Of the lines below, count those containing the word "document". Reply with the number alone.

▼▼▼

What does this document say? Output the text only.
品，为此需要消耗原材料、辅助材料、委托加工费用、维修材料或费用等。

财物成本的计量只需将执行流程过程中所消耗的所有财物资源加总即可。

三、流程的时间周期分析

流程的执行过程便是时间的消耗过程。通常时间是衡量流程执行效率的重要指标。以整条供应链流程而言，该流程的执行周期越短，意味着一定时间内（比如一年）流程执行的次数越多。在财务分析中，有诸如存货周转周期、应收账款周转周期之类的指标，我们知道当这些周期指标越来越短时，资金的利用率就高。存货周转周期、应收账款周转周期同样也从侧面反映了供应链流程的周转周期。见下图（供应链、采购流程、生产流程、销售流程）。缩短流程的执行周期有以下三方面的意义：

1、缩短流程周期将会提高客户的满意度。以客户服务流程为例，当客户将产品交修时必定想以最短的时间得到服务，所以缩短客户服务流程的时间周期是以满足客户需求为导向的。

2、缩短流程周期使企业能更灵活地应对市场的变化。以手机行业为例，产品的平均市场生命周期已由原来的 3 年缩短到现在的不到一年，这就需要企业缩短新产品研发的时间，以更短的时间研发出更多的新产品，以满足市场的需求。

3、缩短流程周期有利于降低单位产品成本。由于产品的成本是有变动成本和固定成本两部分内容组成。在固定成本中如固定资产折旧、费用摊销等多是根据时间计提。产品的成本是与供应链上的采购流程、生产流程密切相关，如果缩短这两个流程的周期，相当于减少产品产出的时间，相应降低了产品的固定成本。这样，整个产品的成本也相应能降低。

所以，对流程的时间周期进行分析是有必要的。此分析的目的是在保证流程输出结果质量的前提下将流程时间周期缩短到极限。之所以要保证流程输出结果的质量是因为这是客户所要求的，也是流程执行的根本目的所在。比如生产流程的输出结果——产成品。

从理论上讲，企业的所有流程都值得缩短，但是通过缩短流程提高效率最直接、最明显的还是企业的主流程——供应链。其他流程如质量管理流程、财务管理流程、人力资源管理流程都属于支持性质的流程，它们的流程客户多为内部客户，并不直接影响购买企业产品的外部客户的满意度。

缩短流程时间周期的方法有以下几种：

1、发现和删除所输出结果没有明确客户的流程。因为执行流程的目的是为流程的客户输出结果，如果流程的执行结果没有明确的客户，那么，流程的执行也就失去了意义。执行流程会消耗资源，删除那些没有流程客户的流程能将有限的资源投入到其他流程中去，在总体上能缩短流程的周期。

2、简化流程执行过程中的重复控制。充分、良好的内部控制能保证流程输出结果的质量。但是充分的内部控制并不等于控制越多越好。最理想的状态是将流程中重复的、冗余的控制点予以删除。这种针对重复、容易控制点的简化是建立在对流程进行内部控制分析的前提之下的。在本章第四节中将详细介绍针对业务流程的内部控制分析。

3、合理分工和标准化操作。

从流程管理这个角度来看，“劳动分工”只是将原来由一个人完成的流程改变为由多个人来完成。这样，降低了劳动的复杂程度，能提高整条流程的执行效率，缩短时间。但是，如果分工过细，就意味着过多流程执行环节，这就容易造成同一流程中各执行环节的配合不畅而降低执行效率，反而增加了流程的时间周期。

▲▲▲
▼▼▼

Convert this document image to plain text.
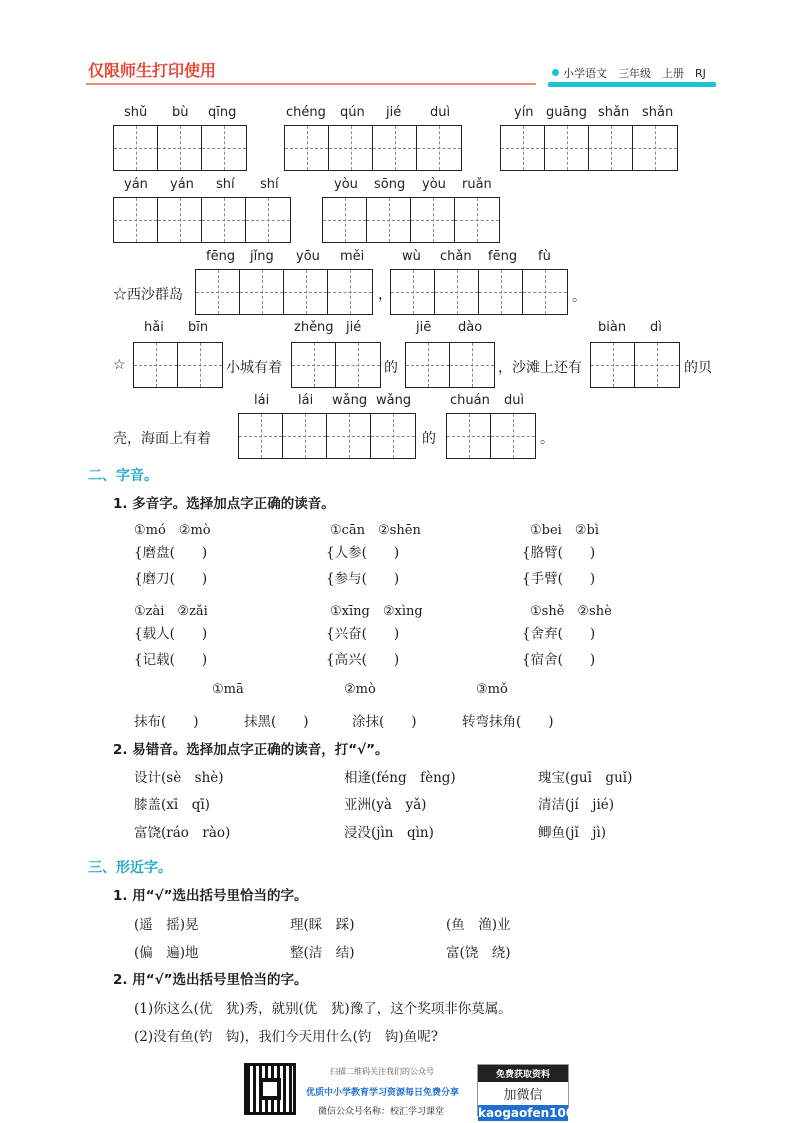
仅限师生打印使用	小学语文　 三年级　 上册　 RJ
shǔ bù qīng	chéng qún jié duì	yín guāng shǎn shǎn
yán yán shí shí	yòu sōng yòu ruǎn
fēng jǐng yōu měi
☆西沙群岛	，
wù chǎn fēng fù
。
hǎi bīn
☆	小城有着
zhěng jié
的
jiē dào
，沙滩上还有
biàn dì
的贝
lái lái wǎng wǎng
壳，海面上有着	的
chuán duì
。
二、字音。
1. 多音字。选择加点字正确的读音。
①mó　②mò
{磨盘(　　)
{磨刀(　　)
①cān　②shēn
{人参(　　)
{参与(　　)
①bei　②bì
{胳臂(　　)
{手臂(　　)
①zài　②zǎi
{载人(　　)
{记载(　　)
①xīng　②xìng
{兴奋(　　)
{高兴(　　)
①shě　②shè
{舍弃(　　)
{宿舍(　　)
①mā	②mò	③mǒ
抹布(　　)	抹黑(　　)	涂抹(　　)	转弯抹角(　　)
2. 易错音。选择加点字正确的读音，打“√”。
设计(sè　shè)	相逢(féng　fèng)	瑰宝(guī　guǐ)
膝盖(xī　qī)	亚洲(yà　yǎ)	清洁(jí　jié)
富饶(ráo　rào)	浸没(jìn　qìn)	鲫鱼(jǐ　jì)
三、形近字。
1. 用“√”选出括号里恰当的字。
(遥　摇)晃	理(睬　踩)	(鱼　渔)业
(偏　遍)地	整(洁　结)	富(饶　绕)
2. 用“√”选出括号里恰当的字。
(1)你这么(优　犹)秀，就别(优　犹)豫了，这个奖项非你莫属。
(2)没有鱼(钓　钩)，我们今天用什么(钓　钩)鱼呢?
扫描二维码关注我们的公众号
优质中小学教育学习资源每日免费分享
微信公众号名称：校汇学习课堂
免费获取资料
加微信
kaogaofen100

▲▲▲
▼▼▼

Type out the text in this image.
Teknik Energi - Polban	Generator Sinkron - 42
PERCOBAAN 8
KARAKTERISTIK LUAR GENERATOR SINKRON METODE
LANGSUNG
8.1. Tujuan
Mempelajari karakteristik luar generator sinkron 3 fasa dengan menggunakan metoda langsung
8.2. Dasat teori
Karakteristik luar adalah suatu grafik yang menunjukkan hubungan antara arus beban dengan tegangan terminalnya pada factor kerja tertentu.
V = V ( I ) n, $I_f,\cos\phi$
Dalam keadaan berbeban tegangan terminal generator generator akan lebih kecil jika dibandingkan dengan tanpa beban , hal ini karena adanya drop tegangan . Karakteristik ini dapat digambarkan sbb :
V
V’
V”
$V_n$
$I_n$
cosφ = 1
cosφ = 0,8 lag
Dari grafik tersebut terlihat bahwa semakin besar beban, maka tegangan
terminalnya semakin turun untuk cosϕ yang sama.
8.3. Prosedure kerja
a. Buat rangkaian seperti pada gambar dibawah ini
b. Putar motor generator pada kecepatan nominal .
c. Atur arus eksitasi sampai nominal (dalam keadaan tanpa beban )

▲▲▲

* Final answer
2